== Provided information

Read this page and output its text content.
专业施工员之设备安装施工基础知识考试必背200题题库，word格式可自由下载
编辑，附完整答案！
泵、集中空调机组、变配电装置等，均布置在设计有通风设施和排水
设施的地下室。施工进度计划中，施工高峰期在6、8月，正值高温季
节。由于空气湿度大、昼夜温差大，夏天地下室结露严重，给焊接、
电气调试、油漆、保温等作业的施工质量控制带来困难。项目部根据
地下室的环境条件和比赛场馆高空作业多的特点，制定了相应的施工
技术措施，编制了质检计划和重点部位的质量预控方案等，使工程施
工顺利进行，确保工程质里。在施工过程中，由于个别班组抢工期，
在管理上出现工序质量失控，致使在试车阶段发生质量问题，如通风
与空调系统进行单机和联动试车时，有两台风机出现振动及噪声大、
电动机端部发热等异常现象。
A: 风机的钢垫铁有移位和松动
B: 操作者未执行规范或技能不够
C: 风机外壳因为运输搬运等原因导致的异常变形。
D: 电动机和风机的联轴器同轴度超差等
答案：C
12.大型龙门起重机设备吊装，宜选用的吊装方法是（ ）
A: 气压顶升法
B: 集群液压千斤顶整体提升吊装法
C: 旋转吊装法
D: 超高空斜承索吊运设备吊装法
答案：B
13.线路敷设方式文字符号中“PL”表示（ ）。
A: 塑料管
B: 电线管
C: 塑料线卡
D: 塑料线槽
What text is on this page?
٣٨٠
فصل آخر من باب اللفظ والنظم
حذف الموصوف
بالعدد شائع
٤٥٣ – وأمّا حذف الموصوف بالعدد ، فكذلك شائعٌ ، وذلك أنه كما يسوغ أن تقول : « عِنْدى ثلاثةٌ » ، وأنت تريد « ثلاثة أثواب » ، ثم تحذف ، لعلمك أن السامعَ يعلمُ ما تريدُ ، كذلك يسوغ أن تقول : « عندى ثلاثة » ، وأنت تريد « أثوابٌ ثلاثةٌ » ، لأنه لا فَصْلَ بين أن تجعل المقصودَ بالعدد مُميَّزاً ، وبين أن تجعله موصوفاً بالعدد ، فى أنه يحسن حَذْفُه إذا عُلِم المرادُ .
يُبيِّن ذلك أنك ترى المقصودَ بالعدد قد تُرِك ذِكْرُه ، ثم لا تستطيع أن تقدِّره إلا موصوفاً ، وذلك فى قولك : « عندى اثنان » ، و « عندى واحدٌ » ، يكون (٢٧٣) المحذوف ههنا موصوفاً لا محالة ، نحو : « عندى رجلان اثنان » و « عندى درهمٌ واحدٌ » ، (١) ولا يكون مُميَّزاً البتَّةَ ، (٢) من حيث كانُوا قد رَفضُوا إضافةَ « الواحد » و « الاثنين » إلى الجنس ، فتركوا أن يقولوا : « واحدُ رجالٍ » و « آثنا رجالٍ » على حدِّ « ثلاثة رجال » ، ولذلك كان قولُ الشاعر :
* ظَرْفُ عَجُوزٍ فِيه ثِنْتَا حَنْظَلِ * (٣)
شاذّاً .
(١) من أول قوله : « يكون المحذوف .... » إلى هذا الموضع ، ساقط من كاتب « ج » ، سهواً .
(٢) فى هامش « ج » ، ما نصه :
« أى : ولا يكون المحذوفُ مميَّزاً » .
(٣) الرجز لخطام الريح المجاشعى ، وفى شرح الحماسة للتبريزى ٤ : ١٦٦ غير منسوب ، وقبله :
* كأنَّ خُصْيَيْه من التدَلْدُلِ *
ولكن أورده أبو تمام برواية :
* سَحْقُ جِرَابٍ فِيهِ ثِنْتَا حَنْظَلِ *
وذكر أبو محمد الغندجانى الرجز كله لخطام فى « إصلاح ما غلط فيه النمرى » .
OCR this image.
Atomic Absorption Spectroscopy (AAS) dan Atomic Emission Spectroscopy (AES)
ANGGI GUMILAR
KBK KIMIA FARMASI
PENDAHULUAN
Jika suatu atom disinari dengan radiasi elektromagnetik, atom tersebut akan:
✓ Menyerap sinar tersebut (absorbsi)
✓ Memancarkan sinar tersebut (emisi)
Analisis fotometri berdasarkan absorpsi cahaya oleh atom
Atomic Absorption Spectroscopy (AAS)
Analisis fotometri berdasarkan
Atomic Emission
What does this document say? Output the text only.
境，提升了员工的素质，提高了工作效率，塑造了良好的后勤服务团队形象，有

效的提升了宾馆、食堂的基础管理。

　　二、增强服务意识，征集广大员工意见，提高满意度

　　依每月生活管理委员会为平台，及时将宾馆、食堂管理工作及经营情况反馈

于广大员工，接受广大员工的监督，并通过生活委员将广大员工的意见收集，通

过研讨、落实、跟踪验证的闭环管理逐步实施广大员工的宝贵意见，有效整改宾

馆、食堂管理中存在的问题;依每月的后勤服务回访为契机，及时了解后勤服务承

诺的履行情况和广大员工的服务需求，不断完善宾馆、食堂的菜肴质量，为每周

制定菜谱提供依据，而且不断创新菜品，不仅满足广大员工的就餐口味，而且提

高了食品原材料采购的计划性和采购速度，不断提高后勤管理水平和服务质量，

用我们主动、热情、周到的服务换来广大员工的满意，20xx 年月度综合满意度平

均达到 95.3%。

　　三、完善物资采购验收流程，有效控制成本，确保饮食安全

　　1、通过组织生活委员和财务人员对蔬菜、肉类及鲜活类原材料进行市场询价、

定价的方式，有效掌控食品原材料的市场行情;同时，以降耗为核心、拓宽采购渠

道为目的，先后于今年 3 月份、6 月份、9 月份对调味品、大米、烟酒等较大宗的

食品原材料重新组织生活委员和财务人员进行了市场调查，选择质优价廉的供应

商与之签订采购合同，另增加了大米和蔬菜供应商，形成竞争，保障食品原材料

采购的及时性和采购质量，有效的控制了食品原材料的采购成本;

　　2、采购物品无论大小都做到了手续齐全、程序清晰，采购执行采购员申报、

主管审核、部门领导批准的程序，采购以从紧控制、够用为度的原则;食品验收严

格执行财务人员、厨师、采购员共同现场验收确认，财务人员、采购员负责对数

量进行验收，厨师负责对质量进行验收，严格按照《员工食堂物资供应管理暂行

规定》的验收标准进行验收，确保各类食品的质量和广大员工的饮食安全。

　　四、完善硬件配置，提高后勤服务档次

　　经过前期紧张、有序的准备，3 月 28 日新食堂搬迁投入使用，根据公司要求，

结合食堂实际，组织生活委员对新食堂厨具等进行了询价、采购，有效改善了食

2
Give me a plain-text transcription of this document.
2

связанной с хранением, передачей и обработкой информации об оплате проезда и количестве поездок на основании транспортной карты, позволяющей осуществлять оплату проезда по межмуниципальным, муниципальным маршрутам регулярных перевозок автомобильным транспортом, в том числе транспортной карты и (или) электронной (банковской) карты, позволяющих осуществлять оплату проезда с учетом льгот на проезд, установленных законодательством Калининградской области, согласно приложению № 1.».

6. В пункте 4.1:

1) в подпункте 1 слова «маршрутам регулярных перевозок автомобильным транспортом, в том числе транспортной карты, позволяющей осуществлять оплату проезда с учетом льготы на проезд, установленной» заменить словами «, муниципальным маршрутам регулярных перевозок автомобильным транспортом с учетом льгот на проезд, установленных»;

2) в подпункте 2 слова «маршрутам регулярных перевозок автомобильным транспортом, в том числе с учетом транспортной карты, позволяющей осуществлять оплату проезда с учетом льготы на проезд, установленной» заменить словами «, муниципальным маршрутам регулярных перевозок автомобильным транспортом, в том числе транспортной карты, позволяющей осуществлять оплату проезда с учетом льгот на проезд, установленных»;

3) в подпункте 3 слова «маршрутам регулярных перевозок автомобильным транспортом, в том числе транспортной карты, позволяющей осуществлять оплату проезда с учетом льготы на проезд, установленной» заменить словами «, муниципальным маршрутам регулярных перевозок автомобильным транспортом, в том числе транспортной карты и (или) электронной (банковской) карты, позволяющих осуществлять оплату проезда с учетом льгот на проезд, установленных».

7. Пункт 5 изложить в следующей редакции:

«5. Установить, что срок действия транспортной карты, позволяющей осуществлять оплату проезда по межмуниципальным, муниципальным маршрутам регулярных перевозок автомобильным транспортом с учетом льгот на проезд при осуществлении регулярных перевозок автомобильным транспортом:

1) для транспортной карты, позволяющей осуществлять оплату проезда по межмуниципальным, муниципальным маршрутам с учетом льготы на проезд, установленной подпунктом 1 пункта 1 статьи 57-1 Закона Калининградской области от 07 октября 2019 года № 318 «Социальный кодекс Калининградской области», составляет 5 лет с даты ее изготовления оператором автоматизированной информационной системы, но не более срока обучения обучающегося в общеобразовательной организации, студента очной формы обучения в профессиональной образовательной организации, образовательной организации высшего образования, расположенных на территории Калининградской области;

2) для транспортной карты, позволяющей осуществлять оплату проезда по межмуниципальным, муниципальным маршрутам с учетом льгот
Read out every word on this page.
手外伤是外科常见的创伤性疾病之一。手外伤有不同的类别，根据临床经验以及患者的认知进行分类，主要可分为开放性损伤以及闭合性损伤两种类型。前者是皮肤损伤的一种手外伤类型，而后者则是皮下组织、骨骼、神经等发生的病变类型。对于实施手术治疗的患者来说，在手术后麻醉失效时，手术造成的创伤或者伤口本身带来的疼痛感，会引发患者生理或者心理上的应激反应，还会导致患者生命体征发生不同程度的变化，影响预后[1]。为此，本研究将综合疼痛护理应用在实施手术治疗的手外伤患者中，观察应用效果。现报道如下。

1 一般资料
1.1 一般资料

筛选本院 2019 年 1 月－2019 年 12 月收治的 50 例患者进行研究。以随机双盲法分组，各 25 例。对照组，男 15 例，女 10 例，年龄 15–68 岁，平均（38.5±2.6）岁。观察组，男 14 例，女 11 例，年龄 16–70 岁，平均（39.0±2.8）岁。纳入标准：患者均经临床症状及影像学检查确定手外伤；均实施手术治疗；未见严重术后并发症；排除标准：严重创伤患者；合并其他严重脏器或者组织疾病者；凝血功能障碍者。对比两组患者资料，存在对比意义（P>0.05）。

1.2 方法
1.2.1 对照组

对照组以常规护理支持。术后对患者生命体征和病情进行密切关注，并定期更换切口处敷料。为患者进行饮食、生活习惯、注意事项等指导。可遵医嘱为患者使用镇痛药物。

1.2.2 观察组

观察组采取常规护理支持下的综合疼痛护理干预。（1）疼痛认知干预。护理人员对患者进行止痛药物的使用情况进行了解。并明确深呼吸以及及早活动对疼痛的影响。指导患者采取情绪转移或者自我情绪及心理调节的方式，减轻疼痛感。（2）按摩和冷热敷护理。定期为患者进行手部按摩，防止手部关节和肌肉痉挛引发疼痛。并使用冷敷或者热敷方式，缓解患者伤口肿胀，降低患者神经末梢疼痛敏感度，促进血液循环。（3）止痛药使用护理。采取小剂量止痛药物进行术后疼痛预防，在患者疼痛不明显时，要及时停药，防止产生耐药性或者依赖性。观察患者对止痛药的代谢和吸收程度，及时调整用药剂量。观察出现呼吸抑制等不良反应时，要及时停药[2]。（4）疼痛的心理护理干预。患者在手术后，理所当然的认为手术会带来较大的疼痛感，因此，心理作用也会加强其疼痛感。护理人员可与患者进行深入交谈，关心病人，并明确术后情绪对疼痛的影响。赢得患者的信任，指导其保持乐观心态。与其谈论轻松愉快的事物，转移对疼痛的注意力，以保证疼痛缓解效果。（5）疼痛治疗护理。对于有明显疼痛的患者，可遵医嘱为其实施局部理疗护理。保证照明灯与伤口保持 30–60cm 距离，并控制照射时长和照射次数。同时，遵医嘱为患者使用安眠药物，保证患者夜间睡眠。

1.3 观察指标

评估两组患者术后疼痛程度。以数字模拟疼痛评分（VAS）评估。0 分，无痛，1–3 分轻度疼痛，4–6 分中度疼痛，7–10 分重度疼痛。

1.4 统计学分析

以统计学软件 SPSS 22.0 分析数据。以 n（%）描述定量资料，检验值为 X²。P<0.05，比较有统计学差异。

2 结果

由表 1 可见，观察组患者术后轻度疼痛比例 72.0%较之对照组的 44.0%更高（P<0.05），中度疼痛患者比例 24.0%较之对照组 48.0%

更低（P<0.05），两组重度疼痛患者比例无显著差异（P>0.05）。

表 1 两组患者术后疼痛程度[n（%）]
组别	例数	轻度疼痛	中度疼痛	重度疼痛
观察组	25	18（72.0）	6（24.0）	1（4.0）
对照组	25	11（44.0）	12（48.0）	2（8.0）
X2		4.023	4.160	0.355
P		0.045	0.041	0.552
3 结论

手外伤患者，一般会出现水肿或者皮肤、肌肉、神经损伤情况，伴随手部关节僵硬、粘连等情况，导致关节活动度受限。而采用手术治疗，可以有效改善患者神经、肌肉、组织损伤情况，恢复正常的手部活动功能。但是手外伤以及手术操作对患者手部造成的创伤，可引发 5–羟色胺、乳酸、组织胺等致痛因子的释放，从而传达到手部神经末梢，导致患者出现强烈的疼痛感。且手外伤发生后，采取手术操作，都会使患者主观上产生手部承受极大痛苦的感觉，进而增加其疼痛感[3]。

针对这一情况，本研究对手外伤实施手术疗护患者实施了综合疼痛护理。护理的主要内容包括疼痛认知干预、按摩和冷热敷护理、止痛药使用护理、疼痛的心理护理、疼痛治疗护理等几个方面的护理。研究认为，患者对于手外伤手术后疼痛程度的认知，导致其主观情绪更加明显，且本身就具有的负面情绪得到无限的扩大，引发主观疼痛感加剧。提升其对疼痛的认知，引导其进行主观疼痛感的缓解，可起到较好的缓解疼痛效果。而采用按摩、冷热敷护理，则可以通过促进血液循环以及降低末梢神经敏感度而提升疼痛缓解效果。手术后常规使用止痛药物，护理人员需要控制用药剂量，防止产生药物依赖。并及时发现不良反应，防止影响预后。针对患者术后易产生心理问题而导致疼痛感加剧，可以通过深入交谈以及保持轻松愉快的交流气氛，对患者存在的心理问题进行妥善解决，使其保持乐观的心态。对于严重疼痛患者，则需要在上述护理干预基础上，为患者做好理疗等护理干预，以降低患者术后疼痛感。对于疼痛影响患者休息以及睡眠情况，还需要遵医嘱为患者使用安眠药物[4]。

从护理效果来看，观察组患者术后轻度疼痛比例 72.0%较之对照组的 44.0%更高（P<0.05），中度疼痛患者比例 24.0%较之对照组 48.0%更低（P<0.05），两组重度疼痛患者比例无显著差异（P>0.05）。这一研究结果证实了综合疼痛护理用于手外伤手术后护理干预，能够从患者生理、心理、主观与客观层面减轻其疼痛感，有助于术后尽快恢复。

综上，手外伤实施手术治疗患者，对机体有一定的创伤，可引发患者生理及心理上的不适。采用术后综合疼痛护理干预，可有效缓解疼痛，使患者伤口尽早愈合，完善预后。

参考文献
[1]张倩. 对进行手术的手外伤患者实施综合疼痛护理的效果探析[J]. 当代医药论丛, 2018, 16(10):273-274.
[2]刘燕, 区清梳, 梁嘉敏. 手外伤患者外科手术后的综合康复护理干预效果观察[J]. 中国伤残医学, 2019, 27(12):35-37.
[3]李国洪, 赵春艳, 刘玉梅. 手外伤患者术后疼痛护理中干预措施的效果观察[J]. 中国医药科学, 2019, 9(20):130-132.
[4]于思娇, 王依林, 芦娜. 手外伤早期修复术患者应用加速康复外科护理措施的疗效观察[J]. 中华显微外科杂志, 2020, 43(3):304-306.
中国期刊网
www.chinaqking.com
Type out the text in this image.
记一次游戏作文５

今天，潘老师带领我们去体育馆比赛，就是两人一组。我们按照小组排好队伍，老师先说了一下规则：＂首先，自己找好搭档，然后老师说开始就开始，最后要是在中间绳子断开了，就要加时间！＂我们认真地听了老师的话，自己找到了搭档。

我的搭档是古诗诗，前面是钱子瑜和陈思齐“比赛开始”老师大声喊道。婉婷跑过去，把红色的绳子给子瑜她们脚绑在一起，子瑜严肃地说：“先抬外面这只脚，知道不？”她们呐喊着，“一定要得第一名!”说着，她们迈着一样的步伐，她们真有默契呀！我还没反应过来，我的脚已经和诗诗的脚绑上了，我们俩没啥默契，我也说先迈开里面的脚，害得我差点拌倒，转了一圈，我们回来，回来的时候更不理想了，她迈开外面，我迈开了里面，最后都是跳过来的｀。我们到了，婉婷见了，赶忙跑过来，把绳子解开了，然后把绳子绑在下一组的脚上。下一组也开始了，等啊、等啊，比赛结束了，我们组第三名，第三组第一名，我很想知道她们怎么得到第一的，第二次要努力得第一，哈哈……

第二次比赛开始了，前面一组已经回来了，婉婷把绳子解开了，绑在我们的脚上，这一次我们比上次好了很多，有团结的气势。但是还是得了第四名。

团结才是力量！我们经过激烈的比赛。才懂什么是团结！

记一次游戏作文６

====

» **Problem details**
Take each line of the material that contains the word "заменить" and list it.

» **The output**
1) в подпункте 1 слова «маршрутам регулярных перевозок автомобильным транспортом, в том числе транспортной карты, позволяющей осуществлять оплату проезда с учетом льготы на проезд, установленной» заменить словами «, муниципальным маршрутам регулярных перевозок автомобильным транспортом с учетом льгот на проезд, установленных»;
2) в подпункте 2 слова «маршрутам регулярных перевозок автомобильным транспортом, в том числе с учетом транспортной карты, позволяющей осуществлять оплату проезда с учетом льготы на проезд, установленной» заменить словами «, муниципальным маршрутам регулярных перевозок автомобильным транспортом, в том числе транспортной карты, позволяющей осуществлять оплату проезда с учетом льгот на проезд, установленных»;
3) в подпункте 3 слова «маршрутам регулярных перевозок автомобильным транспортом, в том числе транспортной карты, позволяющей осуществлять оплату проезда с учетом льготы на проезд, установленной» заменить словами «, муниципальным маршрутам регулярных перевозок автомобильным транспортом, в том числе транспортной карты и (или) электронной (банковской) карты, позволяющих осуществлять оплату проезда с учетом льгот на проезд, установленных».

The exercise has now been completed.